*EXERCISE INSTRUCTIONS:* Write every entry out again exactly, please, and skip the pictures.
[RECORDS FOR THE TASK start]
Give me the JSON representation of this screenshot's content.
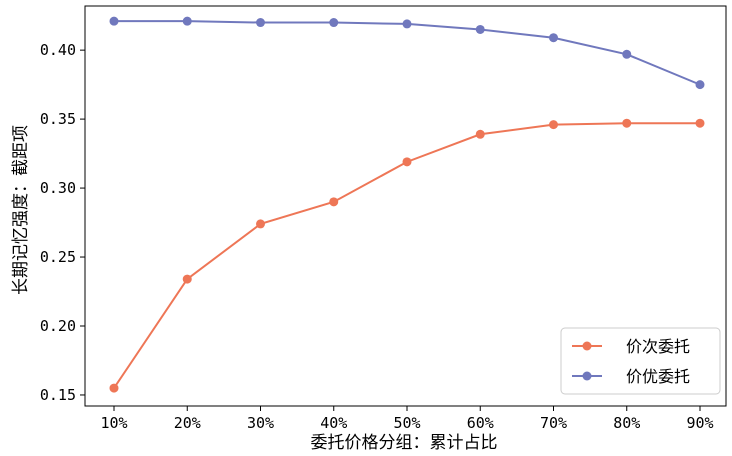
{
  "chart_data": {
    "type": "line",
    "title": "",
    "xlabel": "委托价格分组：累计占比",
    "ylabel": "长期记忆强度：截距项",
    "categories": [
      "10%",
      "20%",
      "30%",
      "40%",
      "50%",
      "60%",
      "70%",
      "80%",
      "90%"
    ],
    "ylim": [
      0.142,
      0.432
    ],
    "yticks": [
      0.15,
      0.2,
      0.25,
      0.3,
      0.35,
      0.4
    ],
    "ytick_labels": [
      "0.15",
      "0.20",
      "0.25",
      "0.30",
      "0.35",
      "0.40"
    ],
    "grid": false,
    "legend_position": "lower-right",
    "series": [
      {
        "name": "价次委托",
        "color": "#ee7656",
        "values": [
          0.155,
          0.234,
          0.274,
          0.29,
          0.319,
          0.339,
          0.346,
          0.347,
          0.347
        ]
      },
      {
        "name": "价优委托",
        "color": "#7078bd",
        "values": [
          0.421,
          0.421,
          0.42,
          0.42,
          0.419,
          0.415,
          0.409,
          0.397,
          0.375
        ]
      }
    ]
  }
}
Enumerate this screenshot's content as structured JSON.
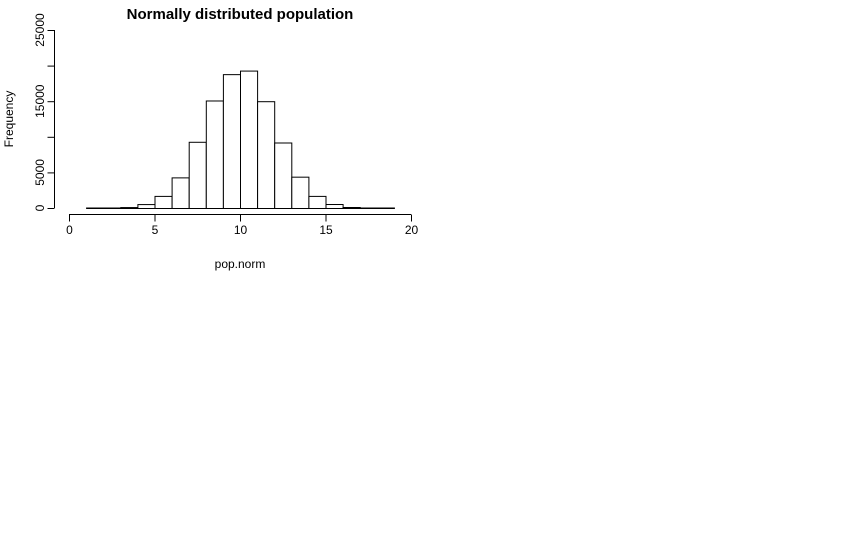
{
  "chart_data": {
    "type": "bar",
    "title": "Normally distributed population",
    "xlabel": "pop.norm",
    "ylabel": "Frequency",
    "xlim": [
      0,
      20
    ],
    "ylim": [
      0,
      25000
    ],
    "bin_width": 1,
    "bins_start": [
      1,
      2,
      3,
      4,
      5,
      6,
      7,
      8,
      9,
      10,
      11,
      12,
      13,
      14,
      15,
      16,
      17,
      18
    ],
    "values": [
      3,
      25,
      130,
      550,
      1700,
      4300,
      9300,
      15100,
      18800,
      19300,
      15000,
      9200,
      4400,
      1700,
      560,
      140,
      35,
      5
    ],
    "x_ticks": [
      "0",
      "5",
      "10",
      "15",
      "20"
    ],
    "y_ticks": [
      "0",
      "5000",
      "15000",
      "25000"
    ],
    "colors": {
      "bar_fill": "#ffffff",
      "bar_stroke": "#000000"
    }
  }
}
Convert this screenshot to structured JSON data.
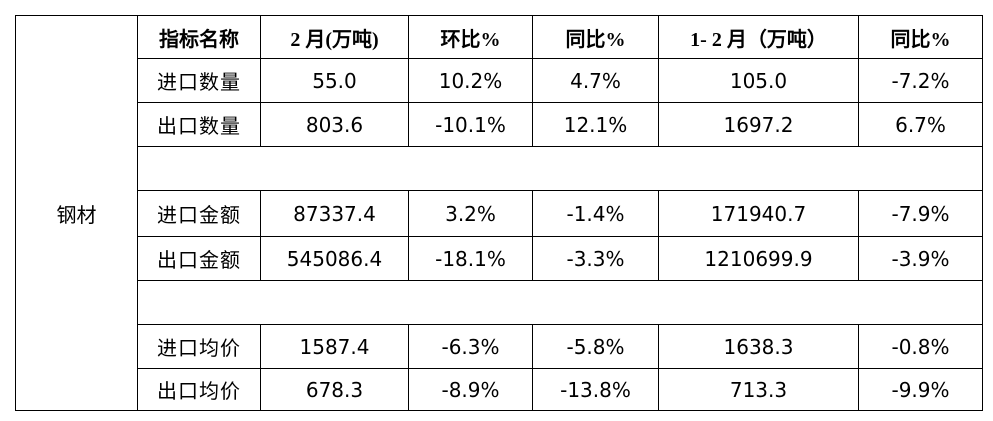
{
  "table": {
    "side_label": "钢材",
    "header": [
      "指标名称",
      "2 月(万吨)",
      "环比%",
      "同比%",
      "1- 2 月（万吨）",
      "同比%"
    ],
    "rows": [
      [
        "进口数量",
        "55.0",
        "10.2%",
        "4.7%",
        "105.0",
        "-7.2%"
      ],
      [
        "出口数量",
        "803.6",
        "-10.1%",
        "12.1%",
        "1697.2",
        "6.7%"
      ],
      [
        "进口金额",
        "87337.4",
        "3.2%",
        "-1.4%",
        "171940.7",
        "-7.9%"
      ],
      [
        "出口金额",
        "545086.4",
        "-18.1%",
        "-3.3%",
        "1210699.9",
        "-3.9%"
      ],
      [
        "进口均价",
        "1587.4",
        "-6.3%",
        "-5.8%",
        "1638.3",
        "-0.8%"
      ],
      [
        "出口均价",
        "678.3",
        "-8.9%",
        "-13.8%",
        "713.3",
        "-9.9%"
      ]
    ]
  }
}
[RECORDS FOR THE TASK end]
*RESPONSE FOR THIS EXERCISE:*
Give me the JSON representation of this screenshot's content.
{
  "chart_data": {
    "type": "line",
    "title": "",
    "xlabel": "委托价格分组：累计占比",
    "ylabel": "长期记忆强度：截距项",
    "categories": [
      "10%",
      "20%",
      "30%",
      "40%",
      "50%",
      "60%",
      "70%",
      "80%",
      "90%"
    ],
    "ylim": [
      0.142,
      0.432
    ],
    "yticks": [
      0.15,
      0.2,
      0.25,
      0.3,
      0.35,
      0.4
    ],
    "ytick_labels": [
      "0.15",
      "0.20",
      "0.25",
      "0.30",
      "0.35",
      "0.40"
    ],
    "grid": false,
    "legend_position": "lower-right",
    "series": [
      {
        "name": "价次委托",
        "color": "#ee7656",
        "values": [
          0.155,
          0.234,
          0.274,
          0.29,
          0.319,
          0.339,
          0.346,
          0.347,
          0.347
        ]
      },
      {
        "name": "价优委托",
        "color": "#7078bd",
        "values": [
          0.421,
          0.421,
          0.42,
          0.42,
          0.419,
          0.415,
          0.409,
          0.397,
          0.375
        ]
      }
    ]
  }
}
Enumerate this screenshot's content as structured JSON.
{
  "chart_data": {
    "type": "bar",
    "title": "Normally distributed population",
    "xlabel": "pop.norm",
    "ylabel": "Frequency",
    "xlim": [
      0,
      20
    ],
    "ylim": [
      0,
      25000
    ],
    "bin_width": 1,
    "bins_start": [
      1,
      2,
      3,
      4,
      5,
      6,
      7,
      8,
      9,
      10,
      11,
      12,
      13,
      14,
      15,
      16,
      17,
      18
    ],
    "values": [
      3,
      25,
      130,
      550,
      1700,
      4300,
      9300,
      15100,
      18800,
      19300,
      15000,
      9200,
      4400,
      1700,
      560,
      140,
      35,
      5
    ],
    "x_ticks": [
      "0",
      "5",
      "10",
      "15",
      "20"
    ],
    "y_ticks": [
      "0",
      "5000",
      "15000",
      "25000"
    ],
    "colors": {
      "bar_fill": "#ffffff",
      "bar_stroke": "#000000"
    }
  }
}
Convert this screenshot to structured JSON data.
{
  "table": {
    "side_label": "钢材",
    "header": [
      "指标名称",
      "2 月(万吨)",
      "环比%",
      "同比%",
      "1- 2 月（万吨）",
      "同比%"
    ],
    "rows": [
      [
        "进口数量",
        "55.0",
        "10.2%",
        "4.7%",
        "105.0",
        "-7.2%"
      ],
      [
        "出口数量",
        "803.6",
        "-10.1%",
        "12.1%",
        "1697.2",
        "6.7%"
      ],
      [
        "进口金额",
        "87337.4",
        "3.2%",
        "-1.4%",
        "171940.7",
        "-7.9%"
      ],
      [
        "出口金额",
        "545086.4",
        "-18.1%",
        "-3.3%",
        "1210699.9",
        "-3.9%"
      ],
      [
        "进口均价",
        "1587.4",
        "-6.3%",
        "-5.8%",
        "1638.3",
        "-0.8%"
      ],
      [
        "出口均价",
        "678.3",
        "-8.9%",
        "-13.8%",
        "713.3",
        "-9.9%"
      ]
    ]
  }
}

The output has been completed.